- **Task requirements**: All of the entries need to be written out again, exactly as they are.
━━━━━ Material
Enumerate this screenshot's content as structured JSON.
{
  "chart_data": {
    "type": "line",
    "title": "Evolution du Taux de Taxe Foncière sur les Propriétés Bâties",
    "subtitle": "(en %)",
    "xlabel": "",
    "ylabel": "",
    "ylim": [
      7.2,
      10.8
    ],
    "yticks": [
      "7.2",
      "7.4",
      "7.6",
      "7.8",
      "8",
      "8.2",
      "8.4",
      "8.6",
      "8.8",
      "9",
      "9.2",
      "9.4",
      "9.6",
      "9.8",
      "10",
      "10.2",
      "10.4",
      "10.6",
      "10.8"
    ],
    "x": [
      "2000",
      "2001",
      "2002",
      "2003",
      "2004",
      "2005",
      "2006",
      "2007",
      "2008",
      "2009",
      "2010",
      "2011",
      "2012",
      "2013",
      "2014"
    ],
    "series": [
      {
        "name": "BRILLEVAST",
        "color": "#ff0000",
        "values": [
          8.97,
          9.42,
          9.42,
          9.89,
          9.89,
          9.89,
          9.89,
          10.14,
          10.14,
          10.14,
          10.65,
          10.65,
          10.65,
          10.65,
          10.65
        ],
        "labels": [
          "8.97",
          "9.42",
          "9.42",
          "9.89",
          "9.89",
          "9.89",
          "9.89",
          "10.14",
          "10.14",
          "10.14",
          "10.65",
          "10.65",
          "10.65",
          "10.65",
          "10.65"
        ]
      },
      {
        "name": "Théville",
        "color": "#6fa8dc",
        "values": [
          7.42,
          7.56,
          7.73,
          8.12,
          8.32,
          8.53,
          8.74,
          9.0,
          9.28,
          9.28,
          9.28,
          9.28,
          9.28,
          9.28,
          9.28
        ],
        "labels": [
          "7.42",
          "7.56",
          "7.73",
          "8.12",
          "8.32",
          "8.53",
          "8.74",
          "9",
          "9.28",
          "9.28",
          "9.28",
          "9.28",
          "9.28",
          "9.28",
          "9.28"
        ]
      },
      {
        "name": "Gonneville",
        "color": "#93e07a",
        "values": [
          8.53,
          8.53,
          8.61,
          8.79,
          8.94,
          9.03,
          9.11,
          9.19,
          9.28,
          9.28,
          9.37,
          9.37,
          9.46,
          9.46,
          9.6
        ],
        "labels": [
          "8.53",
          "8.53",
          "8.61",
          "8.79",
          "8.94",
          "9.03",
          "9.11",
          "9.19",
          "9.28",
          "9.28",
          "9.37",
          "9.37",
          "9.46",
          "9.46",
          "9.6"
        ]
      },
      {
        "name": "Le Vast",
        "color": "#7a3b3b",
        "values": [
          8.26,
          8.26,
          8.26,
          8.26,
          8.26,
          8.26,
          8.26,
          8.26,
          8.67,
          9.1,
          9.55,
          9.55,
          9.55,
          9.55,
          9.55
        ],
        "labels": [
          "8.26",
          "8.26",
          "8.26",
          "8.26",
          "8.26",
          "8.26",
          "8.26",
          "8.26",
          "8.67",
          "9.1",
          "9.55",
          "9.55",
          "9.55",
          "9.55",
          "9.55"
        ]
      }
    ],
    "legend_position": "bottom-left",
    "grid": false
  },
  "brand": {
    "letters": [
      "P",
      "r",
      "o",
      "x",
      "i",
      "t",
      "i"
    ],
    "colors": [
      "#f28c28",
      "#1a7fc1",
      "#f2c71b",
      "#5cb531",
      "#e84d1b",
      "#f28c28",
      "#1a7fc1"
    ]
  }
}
━━━━━━━━━━
- **Problem solution**:
Enumerate this screenshot's content as structured JSON.
{
  "chart_data": {
    "type": "line",
    "title": "Evolution du Taux de Taxe Foncière sur les Propriétés Bâties",
    "subtitle": "(en %)",
    "xlabel": "",
    "ylabel": "",
    "ylim": [
      7.2,
      10.8
    ],
    "yticks": [
      "7.2",
      "7.4",
      "7.6",
      "7.8",
      "8",
      "8.2",
      "8.4",
      "8.6",
      "8.8",
      "9",
      "9.2",
      "9.4",
      "9.6",
      "9.8",
      "10",
      "10.2",
      "10.4",
      "10.6",
      "10.8"
    ],
    "x": [
      "2000",
      "2001",
      "2002",
      "2003",
      "2004",
      "2005",
      "2006",
      "2007",
      "2008",
      "2009",
      "2010",
      "2011",
      "2012",
      "2013",
      "2014"
    ],
    "series": [
      {
        "name": "BRILLEVAST",
        "color": "#ff0000",
        "values": [
          8.97,
          9.42,
          9.42,
          9.89,
          9.89,
          9.89,
          9.89,
          10.14,
          10.14,
          10.14,
          10.65,
          10.65,
          10.65,
          10.65,
          10.65
        ],
        "labels": [
          "8.97",
          "9.42",
          "9.42",
          "9.89",
          "9.89",
          "9.89",
          "9.89",
          "10.14",
          "10.14",
          "10.14",
          "10.65",
          "10.65",
          "10.65",
          "10.65",
          "10.65"
        ]
      },
      {
        "name": "Théville",
        "color": "#6fa8dc",
        "values": [
          7.42,
          7.56,
          7.73,
          8.12,
          8.32,
          8.53,
          8.74,
          9.0,
          9.28,
          9.28,
          9.28,
          9.28,
          9.28,
          9.28,
          9.28
        ],
        "labels": [
          "7.42",
          "7.56",
          "7.73",
          "8.12",
          "8.32",
          "8.53",
          "8.74",
          "9",
          "9.28",
          "9.28",
          "9.28",
          "9.28",
          "9.28",
          "9.28",
          "9.28"
        ]
      },
      {
        "name": "Gonneville",
        "color": "#93e07a",
        "values": [
          8.53,
          8.53,
          8.61,
          8.79,
          8.94,
          9.03,
          9.11,
          9.19,
          9.28,
          9.28,
          9.37,
          9.37,
          9.46,
          9.46,
          9.6
        ],
        "labels": [
          "8.53",
          "8.53",
          "8.61",
          "8.79",
          "8.94",
          "9.03",
          "9.11",
          "9.19",
          "9.28",
          "9.28",
          "9.37",
          "9.37",
          "9.46",
          "9.46",
          "9.6"
        ]
      },
      {
        "name": "Le Vast",
        "color": "#7a3b3b",
        "values": [
          8.26,
          8.26,
          8.26,
          8.26,
          8.26,
          8.26,
          8.26,
          8.26,
          8.67,
          9.1,
          9.55,
          9.55,
          9.55,
          9.55,
          9.55
        ],
        "labels": [
          "8.26",
          "8.26",
          "8.26",
          "8.26",
          "8.26",
          "8.26",
          "8.26",
          "8.26",
          "8.67",
          "9.1",
          "9.55",
          "9.55",
          "9.55",
          "9.55",
          "9.55"
        ]
      }
    ],
    "legend_position": "bottom-left",
    "grid": false
  },
  "brand": {
    "letters": [
      "P",
      "r",
      "o",
      "x",
      "i",
      "t",
      "i"
    ],
    "colors": [
      "#f28c28",
      "#1a7fc1",
      "#f2c71b",
      "#5cb531",
      "#e84d1b",
      "#f28c28",
      "#1a7fc1"
    ]
  }
}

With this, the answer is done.